TEXTE SOURCE:
#####

Mais les apparitions n’en ont pas fait une sainte-nitouche. Elle refuse la comédie : « je prie, mais je ne veux pas le montrer ». D’une santé robuste, d’un esprit pratique, d’une droiture abrupte, Mariette ne fait rien pour gagner la sympathie, elle décourage tous ceux qui rêvent de provoquer ses confidences. « J’ai dit tout ce que j’avais à dire, je n’ai pas un mot à ajouter ni à retrancher ». elle a livré le « fait » brut, sans jamais le retoucher par la suite, l’enjoliver : « comme le facteur ». Mais pour les pèlerins, n’est-elle pas la « privilégiée de la Vierge » ? On plaque sur elle la vocation de Bernadette, on la fige en religieuse dans une niche en carton-pâte, comme si la sainteté se fabriquait en série. Mariette n’entre pas dans ce cadre préfabriqué. D’où le scandale ! Mais le scandale n’est-il pas ailleurs ? C’en est fini de la vie privée des Béco, dont la maison est toujours ouverte et le cœur sur la main : le flot des pèlerins et des curieux déferle, s’immisçant partout, admirant mais aussi épiant les moindres gestes, démarches, réactions, fréquentations de ces « pauvres » auxquels on jette argent, bijoux et vêtements. Comment échapper au doute, aux sarcasmes, à la dérision ? Comme tous les témoins (en grec : « martyrs »), Mariette aura à subir les assauts de l’adversaire : procès d’intention, soupçons, calomnies, étalage de sa vie privée. On a été jusqu’à la traiter de Judas, alors qu’elle n’a même pas commis la faute de Pierre : elle n’a jamais trahi ni renié le message. Or cela seul compte. On peut dire que la Vierge avait bien choisi sa messagère avant de lui imposer un lourd fardeau sur les épaules. Mariette n’a pas dévié un instant de son rôle, sans le gonfler ni en tirer parti. Elle s’est acquittée de sa mission, comme elle le faisait pour ses frérots. Responsable à part entière et indifférente à la galerie et au qu’en dira-t-on. « Ma vie privée n’a rien à voir avec les apparitions ».

#####

DONNÉES EXTRAITES:
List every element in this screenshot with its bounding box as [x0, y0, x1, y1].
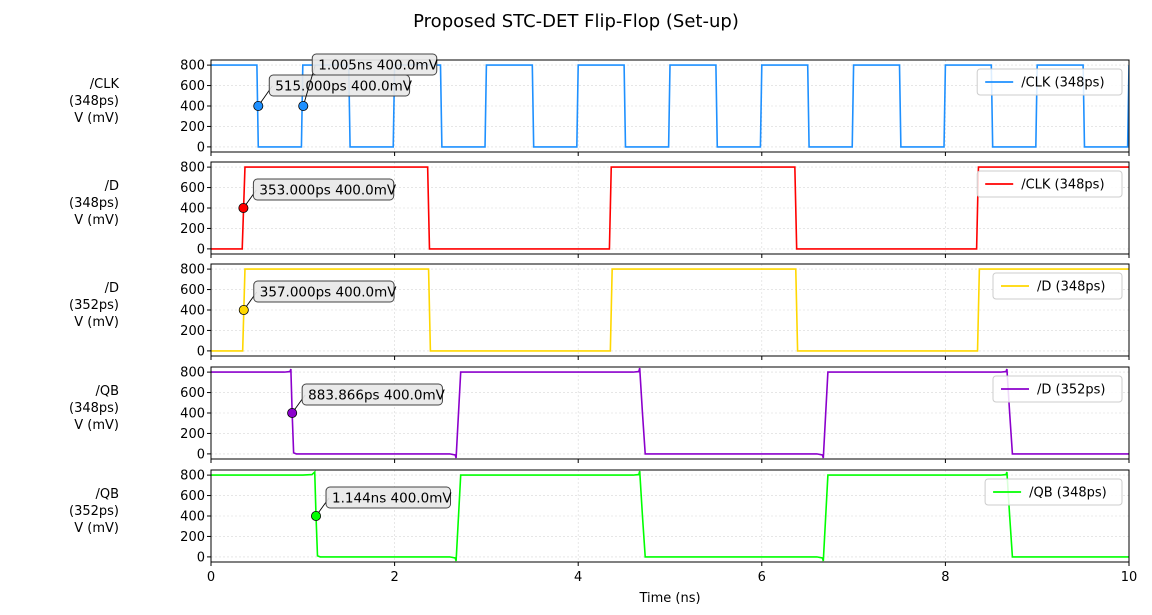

#####

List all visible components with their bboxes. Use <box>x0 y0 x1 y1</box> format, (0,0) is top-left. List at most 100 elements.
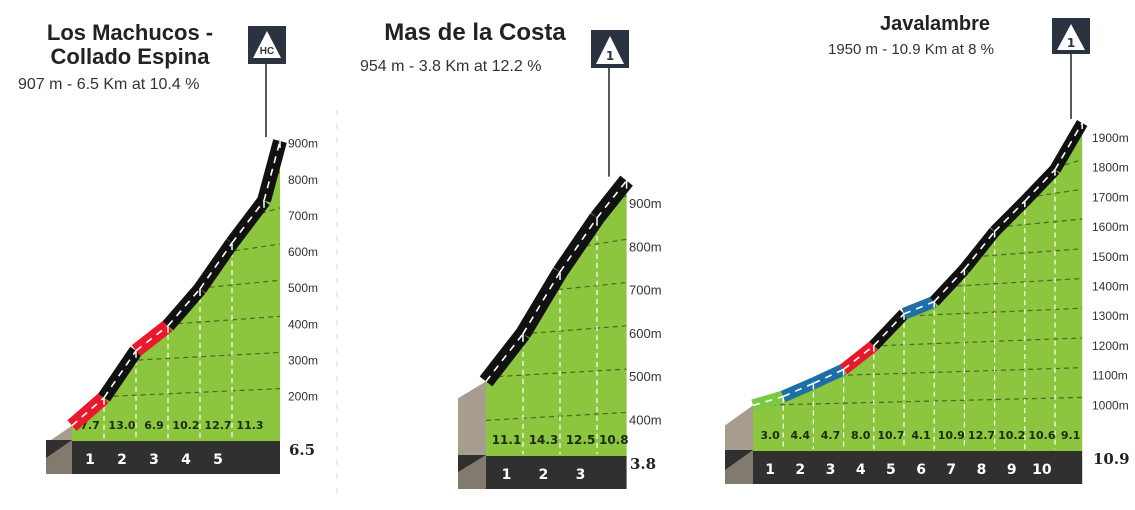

#####

CONSIGNES À SUIVRE: D'après le texte source sur Mariette, de quel nom est-on allé jusqu'à la traiter ? Répondez en quelques mots, s'il vous plaît.

SOLUTION: De Judas.